Data excerpts:
- - - - - - -
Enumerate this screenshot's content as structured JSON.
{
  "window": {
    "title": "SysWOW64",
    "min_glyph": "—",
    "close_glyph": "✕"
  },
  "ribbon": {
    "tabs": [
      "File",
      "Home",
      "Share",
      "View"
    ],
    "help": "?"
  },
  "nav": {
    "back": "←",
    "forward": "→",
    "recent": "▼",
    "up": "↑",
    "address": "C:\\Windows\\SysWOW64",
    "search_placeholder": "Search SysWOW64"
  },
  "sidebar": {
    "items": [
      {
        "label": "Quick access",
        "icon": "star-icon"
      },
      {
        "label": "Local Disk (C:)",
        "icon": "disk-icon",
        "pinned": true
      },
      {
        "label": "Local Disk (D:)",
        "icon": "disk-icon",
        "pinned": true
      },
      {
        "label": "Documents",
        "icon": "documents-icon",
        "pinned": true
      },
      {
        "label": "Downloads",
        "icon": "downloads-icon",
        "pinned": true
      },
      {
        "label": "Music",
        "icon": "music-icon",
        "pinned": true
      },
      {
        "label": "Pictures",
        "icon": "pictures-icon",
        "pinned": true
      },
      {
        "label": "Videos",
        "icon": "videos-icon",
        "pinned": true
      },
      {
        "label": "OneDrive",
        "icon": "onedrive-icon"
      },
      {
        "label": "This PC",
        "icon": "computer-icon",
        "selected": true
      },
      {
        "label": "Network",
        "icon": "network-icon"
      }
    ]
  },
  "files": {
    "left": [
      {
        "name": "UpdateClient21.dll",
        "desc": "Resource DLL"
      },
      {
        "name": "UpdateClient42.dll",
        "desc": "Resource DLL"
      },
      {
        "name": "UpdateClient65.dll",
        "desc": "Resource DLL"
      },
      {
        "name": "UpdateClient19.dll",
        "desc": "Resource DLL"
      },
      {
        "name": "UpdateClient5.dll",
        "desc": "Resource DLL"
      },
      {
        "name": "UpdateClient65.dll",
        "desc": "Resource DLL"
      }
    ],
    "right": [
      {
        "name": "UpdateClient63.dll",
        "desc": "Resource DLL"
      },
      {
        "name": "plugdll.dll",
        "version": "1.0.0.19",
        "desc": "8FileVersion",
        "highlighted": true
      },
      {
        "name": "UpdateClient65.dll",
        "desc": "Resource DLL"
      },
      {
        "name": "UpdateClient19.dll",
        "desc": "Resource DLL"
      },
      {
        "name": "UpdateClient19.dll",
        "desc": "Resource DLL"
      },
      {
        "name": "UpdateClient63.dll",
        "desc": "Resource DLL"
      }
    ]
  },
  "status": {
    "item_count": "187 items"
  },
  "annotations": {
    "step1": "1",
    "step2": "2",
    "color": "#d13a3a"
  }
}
- - - - - - -
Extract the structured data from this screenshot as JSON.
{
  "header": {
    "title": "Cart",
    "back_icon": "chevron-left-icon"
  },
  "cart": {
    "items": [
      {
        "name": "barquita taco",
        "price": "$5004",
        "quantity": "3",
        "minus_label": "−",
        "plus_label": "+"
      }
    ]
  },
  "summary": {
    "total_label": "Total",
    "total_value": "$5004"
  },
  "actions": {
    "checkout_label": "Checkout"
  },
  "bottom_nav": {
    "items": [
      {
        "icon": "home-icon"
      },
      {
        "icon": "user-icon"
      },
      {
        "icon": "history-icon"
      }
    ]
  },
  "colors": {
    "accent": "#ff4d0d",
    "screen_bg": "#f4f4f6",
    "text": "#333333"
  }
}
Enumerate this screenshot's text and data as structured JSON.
- - - - - - -
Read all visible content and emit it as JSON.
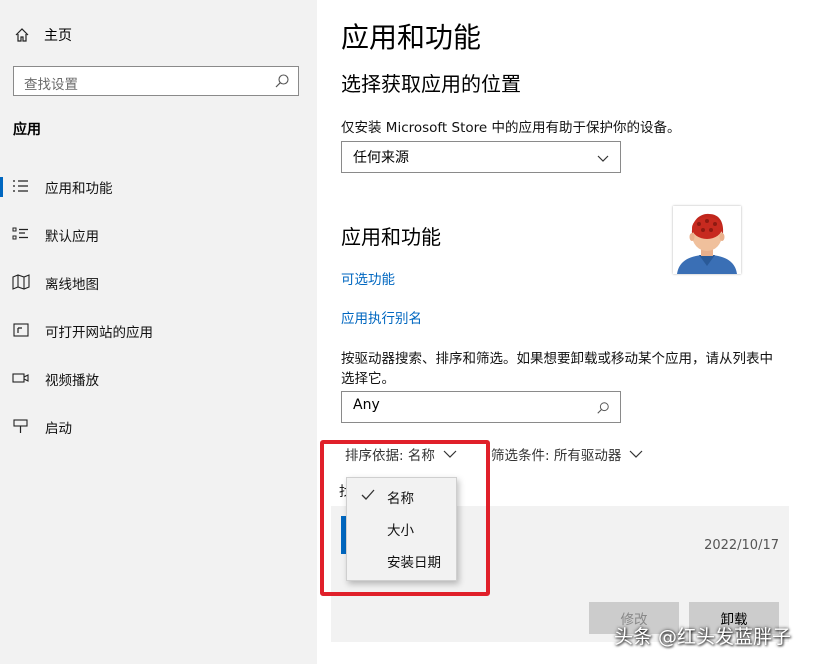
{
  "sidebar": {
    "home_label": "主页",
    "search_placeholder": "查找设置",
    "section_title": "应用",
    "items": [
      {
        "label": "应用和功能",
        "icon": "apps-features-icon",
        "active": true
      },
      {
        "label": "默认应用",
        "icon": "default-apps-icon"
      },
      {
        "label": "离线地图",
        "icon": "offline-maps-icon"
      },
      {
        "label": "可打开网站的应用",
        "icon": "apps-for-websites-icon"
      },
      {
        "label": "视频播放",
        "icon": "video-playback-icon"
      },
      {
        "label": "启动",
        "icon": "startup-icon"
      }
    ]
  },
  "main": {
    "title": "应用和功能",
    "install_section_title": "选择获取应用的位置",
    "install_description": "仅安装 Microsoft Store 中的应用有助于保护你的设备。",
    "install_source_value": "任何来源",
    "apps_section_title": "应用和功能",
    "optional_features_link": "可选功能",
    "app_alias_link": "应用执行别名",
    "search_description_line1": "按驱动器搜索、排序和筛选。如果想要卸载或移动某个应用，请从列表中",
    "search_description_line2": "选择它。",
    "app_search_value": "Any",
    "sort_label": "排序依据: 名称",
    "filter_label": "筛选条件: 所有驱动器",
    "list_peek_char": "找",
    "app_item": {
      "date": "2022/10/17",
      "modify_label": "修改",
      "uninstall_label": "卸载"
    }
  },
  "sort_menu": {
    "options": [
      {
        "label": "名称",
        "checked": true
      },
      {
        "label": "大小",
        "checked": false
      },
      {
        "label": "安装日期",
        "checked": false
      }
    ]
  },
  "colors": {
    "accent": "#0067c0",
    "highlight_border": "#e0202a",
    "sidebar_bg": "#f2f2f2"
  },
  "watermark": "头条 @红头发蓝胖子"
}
- - - - - - -
Exercise prompt
Repeat word for word the lines from the line containing "Extract the structured" to the line containing "Enumerate this screenshot's text", both lines included; nothing else should appear.

Output
Extract the structured data from this screenshot as JSON.
{
  "header": {
    "title": "Cart",
    "back_icon": "chevron-left-icon"
  },
  "cart": {
    "items": [
      {
        "name": "barquita taco",
        "price": "$5004",
        "quantity": "3",
        "minus_label": "−",
        "plus_label": "+"
      }
    ]
  },
  "summary": {
    "total_label": "Total",
    "total_value": "$5004"
  },
  "actions": {
    "checkout_label": "Checkout"
  },
  "bottom_nav": {
    "items": [
      {
        "icon": "home-icon"
      },
      {
        "icon": "user-icon"
      },
      {
        "icon": "history-icon"
      }
    ]
  },
  "colors": {
    "accent": "#ff4d0d",
    "screen_bg": "#f4f4f6",
    "text": "#333333"
  }
}
Enumerate this screenshot's text and data as structured JSON.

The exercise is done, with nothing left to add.